##### Working data

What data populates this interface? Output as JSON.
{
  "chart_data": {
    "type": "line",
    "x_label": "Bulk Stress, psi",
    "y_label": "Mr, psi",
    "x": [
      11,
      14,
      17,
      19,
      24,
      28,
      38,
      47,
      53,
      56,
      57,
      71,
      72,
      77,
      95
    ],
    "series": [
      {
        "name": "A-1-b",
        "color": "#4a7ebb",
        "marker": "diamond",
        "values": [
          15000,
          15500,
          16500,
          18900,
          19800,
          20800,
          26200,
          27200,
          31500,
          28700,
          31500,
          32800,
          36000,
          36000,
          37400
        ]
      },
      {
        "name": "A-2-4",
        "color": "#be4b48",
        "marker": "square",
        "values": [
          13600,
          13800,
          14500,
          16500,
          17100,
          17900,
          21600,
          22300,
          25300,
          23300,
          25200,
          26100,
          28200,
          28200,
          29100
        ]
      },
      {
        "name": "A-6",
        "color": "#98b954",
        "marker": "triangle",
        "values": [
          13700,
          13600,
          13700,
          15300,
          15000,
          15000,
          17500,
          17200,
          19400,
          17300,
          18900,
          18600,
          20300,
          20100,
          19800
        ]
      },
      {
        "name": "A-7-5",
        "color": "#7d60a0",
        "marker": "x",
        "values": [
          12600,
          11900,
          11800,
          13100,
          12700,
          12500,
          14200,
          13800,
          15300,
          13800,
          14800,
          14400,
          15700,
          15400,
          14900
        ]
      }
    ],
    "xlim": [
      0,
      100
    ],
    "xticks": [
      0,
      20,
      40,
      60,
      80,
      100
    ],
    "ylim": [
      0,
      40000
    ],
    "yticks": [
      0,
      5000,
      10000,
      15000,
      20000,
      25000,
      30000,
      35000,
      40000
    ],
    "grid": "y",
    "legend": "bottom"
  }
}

##########
##### Working data

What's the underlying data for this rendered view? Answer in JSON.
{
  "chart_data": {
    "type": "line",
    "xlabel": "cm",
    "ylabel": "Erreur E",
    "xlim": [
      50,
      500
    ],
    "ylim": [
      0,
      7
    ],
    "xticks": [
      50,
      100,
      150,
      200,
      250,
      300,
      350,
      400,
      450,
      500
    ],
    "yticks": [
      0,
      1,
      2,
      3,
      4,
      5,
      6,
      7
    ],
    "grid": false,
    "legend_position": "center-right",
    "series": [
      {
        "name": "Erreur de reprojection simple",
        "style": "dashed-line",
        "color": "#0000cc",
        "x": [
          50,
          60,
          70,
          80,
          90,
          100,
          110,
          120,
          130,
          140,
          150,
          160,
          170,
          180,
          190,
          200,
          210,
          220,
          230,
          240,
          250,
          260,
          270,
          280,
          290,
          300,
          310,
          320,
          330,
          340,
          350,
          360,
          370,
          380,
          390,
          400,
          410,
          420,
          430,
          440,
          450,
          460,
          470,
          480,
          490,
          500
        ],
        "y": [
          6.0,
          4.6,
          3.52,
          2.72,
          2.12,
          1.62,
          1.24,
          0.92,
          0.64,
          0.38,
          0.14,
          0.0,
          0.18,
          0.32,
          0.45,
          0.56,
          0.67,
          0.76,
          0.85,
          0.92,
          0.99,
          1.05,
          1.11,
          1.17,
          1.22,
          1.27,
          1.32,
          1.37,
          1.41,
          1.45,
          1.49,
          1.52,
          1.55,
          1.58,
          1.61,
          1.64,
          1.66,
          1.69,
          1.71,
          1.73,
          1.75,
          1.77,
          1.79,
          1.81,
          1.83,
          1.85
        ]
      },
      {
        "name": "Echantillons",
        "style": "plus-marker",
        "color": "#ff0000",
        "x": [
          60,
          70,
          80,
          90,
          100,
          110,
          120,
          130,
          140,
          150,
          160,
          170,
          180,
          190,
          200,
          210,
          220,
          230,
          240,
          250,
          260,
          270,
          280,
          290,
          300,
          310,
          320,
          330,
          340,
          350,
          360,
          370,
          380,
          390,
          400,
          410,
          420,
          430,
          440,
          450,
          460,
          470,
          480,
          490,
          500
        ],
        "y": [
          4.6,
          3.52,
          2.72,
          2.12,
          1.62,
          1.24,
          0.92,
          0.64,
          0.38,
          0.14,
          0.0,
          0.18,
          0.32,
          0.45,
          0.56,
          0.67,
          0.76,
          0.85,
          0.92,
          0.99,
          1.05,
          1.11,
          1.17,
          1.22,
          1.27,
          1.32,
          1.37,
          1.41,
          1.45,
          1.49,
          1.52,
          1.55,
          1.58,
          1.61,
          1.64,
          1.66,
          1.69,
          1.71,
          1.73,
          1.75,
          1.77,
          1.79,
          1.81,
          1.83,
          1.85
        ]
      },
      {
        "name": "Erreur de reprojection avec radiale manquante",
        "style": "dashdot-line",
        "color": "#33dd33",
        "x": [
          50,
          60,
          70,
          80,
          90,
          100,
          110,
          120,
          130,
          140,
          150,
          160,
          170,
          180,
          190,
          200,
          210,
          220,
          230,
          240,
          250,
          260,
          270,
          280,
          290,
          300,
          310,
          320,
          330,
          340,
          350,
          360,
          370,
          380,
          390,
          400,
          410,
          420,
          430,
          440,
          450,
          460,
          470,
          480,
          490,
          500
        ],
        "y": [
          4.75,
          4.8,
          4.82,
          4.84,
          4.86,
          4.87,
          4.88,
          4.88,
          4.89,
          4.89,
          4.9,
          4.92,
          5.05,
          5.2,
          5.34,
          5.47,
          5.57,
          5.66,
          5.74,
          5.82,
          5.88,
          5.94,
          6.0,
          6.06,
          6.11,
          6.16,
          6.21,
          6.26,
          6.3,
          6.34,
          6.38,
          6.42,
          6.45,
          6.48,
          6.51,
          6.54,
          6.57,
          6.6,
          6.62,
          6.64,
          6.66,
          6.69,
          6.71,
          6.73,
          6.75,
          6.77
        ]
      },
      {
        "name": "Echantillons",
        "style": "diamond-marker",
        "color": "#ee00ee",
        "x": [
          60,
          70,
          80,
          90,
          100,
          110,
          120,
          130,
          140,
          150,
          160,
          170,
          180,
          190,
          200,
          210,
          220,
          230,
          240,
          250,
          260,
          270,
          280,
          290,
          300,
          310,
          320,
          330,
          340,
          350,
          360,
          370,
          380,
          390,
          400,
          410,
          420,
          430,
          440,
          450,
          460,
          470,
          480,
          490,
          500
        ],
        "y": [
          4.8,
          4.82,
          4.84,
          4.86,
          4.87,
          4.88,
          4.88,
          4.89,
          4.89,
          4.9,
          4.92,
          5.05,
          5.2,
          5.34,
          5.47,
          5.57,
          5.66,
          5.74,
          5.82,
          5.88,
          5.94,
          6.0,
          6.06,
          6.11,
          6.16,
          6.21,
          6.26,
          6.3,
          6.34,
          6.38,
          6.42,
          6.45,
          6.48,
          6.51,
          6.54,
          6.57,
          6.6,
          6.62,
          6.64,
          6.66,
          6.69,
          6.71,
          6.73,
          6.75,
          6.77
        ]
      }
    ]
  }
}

##########

What needs to be done
The word "JSON" may appear on some lines. Report how many lines hold it, giving the number alone.

The solution
2